Job: Repeat each line exactly as it is written.

(Excerpts from a figure dataset)
_ _ _ _

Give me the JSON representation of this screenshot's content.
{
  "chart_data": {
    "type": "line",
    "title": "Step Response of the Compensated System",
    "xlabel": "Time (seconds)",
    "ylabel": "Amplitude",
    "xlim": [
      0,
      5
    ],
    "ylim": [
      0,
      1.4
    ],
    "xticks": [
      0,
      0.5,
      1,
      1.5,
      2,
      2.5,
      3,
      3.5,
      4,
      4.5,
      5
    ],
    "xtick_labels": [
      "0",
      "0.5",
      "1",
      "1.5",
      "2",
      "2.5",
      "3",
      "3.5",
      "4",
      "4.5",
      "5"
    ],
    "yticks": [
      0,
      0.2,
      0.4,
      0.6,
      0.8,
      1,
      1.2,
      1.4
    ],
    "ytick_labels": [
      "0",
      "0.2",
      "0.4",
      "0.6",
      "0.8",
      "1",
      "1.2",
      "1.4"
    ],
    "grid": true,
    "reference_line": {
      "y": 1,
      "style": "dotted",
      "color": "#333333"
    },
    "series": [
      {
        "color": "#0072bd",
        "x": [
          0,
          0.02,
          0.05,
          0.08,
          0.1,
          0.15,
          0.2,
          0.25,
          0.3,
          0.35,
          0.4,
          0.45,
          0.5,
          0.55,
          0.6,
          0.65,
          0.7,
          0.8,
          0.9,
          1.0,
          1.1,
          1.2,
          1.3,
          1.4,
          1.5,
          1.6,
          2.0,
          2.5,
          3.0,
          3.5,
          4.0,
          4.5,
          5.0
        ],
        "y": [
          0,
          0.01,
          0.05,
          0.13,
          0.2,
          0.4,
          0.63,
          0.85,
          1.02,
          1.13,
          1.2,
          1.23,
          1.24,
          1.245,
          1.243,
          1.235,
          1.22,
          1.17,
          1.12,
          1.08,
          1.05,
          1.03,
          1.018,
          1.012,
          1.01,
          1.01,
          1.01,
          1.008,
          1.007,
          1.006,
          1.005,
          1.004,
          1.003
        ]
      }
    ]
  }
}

_ _ _ _

Output for this task:
Give me the JSON representation of this screenshot's content.
{
  "chart_data": {
    "type": "line",
    "title": "Step Response of the Compensated System",
    "xlabel": "Time (seconds)",
    "ylabel": "Amplitude",
    "xlim": [
      0,
      5
    ],
    "ylim": [
      0,
      1.4
    ],
    "xticks": [
      0,
      0.5,
      1,
      1.5,
      2,
      2.5,
      3,
      3.5,
      4,
      4.5,
      5
    ],
    "xtick_labels": [
      "0",
      "0.5",
      "1",
      "1.5",
      "2",
      "2.5",
      "3",
      "3.5",
      "4",
      "4.5",
      "5"
    ],
    "yticks": [
      0,
      0.2,
      0.4,
      0.6,
      0.8,
      1,
      1.2,
      1.4
    ],
    "ytick_labels": [
      "0",
      "0.2",
      "0.4",
      "0.6",
      "0.8",
      "1",
      "1.2",
      "1.4"
    ],
    "grid": true,
    "reference_line": {
      "y": 1,
      "style": "dotted",
      "color": "#333333"
    },
    "series": [
      {
        "color": "#0072bd",
        "x": [
          0,
          0.02,
          0.05,
          0.08,
          0.1,
          0.15,
          0.2,
          0.25,
          0.3,
          0.35,
          0.4,
          0.45,
          0.5,
          0.55,
          0.6,
          0.65,
          0.7,
          0.8,
          0.9,
          1.0,
          1.1,
          1.2,
          1.3,
          1.4,
          1.5,
          1.6,
          2.0,
          2.5,
          3.0,
          3.5,
          4.0,
          4.5,
          5.0
        ],
        "y": [
          0,
          0.01,
          0.05,
          0.13,
          0.2,
          0.4,
          0.63,
          0.85,
          1.02,
          1.13,
          1.2,
          1.23,
          1.24,
          1.245,
          1.243,
          1.235,
          1.22,
          1.17,
          1.12,
          1.08,
          1.05,
          1.03,
          1.018,
          1.012,
          1.01,
          1.01,
          1.01,
          1.008,
          1.007,
          1.006,
          1.005,
          1.004,
          1.003
        ]
      }
    ]
  }
}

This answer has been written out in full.